(Your instructions):
Using the material below, copy every line where "chevron" appears.

::::

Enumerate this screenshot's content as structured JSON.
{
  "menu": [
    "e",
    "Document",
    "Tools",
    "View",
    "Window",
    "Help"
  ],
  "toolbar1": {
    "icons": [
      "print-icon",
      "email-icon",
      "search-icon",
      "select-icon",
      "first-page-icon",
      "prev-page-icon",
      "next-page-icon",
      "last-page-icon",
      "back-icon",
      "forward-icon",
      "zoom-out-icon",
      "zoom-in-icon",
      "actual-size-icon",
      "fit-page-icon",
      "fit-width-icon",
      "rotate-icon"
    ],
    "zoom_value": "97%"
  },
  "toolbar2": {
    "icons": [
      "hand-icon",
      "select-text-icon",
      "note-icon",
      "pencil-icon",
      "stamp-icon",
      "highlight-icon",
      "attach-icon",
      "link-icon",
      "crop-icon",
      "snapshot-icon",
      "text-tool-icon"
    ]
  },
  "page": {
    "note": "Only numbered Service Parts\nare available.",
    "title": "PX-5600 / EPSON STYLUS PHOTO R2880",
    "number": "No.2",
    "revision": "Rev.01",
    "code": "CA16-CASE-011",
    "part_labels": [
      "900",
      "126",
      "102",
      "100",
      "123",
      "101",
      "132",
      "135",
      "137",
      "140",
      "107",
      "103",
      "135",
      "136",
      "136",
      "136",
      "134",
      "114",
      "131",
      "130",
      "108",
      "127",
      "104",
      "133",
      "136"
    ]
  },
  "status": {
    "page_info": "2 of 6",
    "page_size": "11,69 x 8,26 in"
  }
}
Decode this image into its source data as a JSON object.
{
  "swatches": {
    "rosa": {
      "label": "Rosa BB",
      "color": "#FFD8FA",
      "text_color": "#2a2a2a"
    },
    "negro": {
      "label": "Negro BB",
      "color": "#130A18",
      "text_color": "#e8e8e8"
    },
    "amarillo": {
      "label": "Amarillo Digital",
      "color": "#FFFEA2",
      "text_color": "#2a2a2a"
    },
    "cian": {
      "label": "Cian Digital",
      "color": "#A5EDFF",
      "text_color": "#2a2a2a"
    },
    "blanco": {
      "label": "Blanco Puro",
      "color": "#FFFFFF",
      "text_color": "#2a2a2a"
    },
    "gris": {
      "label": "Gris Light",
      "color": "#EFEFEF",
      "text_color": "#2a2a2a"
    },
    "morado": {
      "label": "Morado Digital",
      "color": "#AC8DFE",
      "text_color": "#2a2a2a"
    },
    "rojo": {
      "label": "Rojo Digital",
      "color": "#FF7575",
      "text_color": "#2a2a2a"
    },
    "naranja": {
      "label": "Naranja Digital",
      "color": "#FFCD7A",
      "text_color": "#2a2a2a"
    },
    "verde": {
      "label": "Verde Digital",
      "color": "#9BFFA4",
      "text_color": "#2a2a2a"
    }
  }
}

::::

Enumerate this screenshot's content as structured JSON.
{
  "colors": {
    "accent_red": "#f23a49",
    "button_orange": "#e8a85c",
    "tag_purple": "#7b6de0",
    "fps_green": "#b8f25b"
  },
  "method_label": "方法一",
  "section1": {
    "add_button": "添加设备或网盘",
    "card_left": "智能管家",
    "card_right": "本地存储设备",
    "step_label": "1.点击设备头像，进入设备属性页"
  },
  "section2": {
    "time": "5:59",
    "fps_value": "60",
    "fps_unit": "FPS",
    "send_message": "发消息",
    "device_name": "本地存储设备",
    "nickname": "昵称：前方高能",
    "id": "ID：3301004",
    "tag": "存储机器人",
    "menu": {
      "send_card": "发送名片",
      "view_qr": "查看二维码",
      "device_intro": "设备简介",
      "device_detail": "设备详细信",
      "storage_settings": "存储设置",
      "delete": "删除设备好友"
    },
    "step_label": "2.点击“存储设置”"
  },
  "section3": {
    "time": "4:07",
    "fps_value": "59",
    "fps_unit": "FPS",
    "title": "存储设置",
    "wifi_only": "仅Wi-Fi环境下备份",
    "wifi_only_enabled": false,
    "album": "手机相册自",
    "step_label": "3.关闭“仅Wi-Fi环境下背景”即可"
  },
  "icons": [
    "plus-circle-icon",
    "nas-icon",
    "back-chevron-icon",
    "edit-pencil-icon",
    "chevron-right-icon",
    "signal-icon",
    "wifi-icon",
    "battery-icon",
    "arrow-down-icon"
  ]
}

::::

(Exercise result):
    "back-chevron-icon",
    "chevron-right-icon",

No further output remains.